Supplied information:
#####
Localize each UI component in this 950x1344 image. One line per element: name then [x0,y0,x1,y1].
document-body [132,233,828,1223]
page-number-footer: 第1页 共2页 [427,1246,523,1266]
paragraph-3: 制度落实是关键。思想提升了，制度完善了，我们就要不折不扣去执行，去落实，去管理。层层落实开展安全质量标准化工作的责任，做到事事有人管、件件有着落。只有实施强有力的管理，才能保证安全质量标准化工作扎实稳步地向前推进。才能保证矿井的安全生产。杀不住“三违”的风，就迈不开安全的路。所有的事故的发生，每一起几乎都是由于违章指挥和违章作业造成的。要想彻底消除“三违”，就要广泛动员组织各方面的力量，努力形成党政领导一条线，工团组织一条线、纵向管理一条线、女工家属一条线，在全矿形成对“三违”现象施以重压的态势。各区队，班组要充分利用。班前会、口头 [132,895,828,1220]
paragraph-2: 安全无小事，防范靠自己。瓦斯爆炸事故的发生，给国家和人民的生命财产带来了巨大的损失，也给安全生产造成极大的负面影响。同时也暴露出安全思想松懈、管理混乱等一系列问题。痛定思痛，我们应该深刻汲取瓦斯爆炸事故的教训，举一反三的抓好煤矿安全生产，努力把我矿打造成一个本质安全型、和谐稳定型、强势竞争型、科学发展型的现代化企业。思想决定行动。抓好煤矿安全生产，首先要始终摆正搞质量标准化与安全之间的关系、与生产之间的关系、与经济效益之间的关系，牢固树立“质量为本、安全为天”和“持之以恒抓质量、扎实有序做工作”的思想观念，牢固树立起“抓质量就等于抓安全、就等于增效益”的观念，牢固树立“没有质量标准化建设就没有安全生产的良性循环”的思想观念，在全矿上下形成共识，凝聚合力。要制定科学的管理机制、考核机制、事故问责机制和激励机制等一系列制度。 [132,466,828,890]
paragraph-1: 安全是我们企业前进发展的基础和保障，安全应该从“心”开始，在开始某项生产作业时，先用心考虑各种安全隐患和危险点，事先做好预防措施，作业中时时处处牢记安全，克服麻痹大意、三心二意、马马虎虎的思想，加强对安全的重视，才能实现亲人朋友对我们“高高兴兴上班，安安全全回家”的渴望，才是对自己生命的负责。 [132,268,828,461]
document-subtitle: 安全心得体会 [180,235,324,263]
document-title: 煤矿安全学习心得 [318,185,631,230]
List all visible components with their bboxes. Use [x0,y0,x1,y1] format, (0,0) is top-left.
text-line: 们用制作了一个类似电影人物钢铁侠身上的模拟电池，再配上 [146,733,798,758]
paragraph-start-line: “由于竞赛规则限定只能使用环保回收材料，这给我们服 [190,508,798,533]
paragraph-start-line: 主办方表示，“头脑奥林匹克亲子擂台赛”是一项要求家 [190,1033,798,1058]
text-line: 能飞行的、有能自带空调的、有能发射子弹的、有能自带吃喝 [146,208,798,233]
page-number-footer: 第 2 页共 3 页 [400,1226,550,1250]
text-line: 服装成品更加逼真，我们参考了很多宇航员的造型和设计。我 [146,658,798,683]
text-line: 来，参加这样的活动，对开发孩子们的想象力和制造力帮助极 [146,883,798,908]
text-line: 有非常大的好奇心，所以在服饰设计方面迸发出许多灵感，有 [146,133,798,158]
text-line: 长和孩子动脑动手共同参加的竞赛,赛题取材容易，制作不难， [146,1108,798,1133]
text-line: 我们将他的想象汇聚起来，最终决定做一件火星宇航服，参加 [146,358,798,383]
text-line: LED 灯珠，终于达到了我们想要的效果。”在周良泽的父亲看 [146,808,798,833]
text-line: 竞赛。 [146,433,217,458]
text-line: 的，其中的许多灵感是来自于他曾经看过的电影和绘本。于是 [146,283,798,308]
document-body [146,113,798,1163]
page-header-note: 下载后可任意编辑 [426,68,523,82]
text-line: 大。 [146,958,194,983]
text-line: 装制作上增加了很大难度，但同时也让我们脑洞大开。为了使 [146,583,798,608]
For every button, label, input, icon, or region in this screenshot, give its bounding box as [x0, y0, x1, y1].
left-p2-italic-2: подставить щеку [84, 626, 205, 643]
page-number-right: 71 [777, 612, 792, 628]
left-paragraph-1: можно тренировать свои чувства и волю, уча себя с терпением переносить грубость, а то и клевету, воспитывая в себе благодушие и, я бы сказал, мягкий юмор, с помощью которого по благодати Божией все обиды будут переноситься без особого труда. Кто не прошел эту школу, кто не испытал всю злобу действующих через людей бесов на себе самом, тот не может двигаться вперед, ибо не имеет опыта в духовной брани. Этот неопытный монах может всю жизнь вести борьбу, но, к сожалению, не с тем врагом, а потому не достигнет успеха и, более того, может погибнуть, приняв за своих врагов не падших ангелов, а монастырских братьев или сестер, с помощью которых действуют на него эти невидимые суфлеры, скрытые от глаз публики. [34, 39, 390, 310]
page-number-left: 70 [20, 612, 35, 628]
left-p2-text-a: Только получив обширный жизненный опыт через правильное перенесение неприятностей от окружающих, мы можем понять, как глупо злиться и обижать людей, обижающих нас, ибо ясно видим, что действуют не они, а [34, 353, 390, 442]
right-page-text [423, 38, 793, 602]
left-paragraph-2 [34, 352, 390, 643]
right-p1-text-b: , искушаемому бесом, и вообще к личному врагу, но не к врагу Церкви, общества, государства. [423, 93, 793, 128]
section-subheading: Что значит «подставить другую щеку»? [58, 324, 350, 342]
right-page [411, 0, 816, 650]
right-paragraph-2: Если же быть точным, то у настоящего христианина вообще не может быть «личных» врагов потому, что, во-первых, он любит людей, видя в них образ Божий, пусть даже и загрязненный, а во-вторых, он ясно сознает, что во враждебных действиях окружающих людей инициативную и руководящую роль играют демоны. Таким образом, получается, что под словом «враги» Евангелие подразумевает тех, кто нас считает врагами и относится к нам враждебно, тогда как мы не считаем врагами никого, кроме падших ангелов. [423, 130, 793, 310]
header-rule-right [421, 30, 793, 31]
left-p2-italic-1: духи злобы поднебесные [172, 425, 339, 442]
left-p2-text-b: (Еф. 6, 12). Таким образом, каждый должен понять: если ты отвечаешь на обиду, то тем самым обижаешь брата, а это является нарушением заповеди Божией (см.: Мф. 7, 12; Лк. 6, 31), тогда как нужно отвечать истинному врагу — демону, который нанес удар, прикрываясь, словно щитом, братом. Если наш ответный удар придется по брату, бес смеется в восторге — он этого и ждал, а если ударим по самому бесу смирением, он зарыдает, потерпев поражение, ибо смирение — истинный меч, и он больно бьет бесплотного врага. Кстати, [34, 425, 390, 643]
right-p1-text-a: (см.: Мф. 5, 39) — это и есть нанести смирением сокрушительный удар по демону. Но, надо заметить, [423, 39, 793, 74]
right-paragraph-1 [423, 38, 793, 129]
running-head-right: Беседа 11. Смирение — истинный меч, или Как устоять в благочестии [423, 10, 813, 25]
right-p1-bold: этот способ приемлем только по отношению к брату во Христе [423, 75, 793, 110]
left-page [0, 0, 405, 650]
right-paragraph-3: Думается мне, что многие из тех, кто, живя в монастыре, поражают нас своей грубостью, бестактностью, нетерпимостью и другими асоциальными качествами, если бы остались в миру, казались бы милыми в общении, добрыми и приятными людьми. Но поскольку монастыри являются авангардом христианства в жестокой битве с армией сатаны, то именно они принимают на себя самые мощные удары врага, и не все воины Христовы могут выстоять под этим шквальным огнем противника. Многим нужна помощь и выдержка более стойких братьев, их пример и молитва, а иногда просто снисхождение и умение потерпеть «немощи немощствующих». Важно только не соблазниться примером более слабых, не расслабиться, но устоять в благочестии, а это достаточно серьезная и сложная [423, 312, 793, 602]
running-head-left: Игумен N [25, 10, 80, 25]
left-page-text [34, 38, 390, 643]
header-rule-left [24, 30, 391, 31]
#####
Exercise goal: Output the items exactly as they appear, from the start through the line containing "List all visible", including that line.

Expected answer:
Localize each UI component in this 950x1344 image. One line per element: name then [x0,y0,x1,y1].
document-body [132,233,828,1223]
page-number-footer: 第1页 共2页 [427,1246,523,1266]
paragraph-3: 制度落实是关键。思想提升了，制度完善了，我们就要不折不扣去执行，去落实，去管理。层层落实开展安全质量标准化工作的责任，做到事事有人管、件件有着落。只有实施强有力的管理，才能保证安全质量标准化工作扎实稳步地向前推进。才能保证矿井的安全生产。杀不住“三违”的风，就迈不开安全的路。所有的事故的发生，每一起几乎都是由于违章指挥和违章作业造成的。要想彻底消除“三违”，就要广泛动员组织各方面的力量，努力形成党政领导一条线，工团组织一条线、纵向管理一条线、女工家属一条线，在全矿形成对“三违”现象施以重压的态势。各区队，班组要充分利用。班前会、口头 [132,895,828,1220]
paragraph-2: 安全无小事，防范靠自己。瓦斯爆炸事故的发生，给国家和人民的生命财产带来了巨大的损失，也给安全生产造成极大的负面影响。同时也暴露出安全思想松懈、管理混乱等一系列问题。痛定思痛，我们应该深刻汲取瓦斯爆炸事故的教训，举一反三的抓好煤矿安全生产，努力把我矿打造成一个本质安全型、和谐稳定型、强势竞争型、科学发展型的现代化企业。思想决定行动。抓好煤矿安全生产，首先要始终摆正搞质量标准化与安全之间的关系、与生产之间的关系、与经济效益之间的关系，牢固树立“质量为本、安全为天”和“持之以恒抓质量、扎实有序做工作”的思想观念，牢固树立起“抓质量就等于抓安全、就等于增效益”的观念，牢固树立“没有质量标准化建设就没有安全生产的良性循环”的思想观念，在全矿上下形成共识，凝聚合力。要制定科学的管理机制、考核机制、事故问责机制和激励机制等一系列制度。 [132,466,828,890]
paragraph-1: 安全是我们企业前进发展的基础和保障，安全应该从“心”开始，在开始某项生产作业时，先用心考虑各种安全隐患和危险点，事先做好预防措施，作业中时时处处牢记安全，克服麻痹大意、三心二意、马马虎虎的思想，加强对安全的重视，才能实现亲人朋友对我们“高高兴兴上班，安安全全回家”的渴望，才是对自己生命的负责。 [132,268,828,461]
document-subtitle: 安全心得体会 [180,235,324,263]
document-title: 煤矿安全学习心得 [318,185,631,230]
List all visible components with their bboxes. Use [x0,y0,x1,y1] format, (0,0) is top-left.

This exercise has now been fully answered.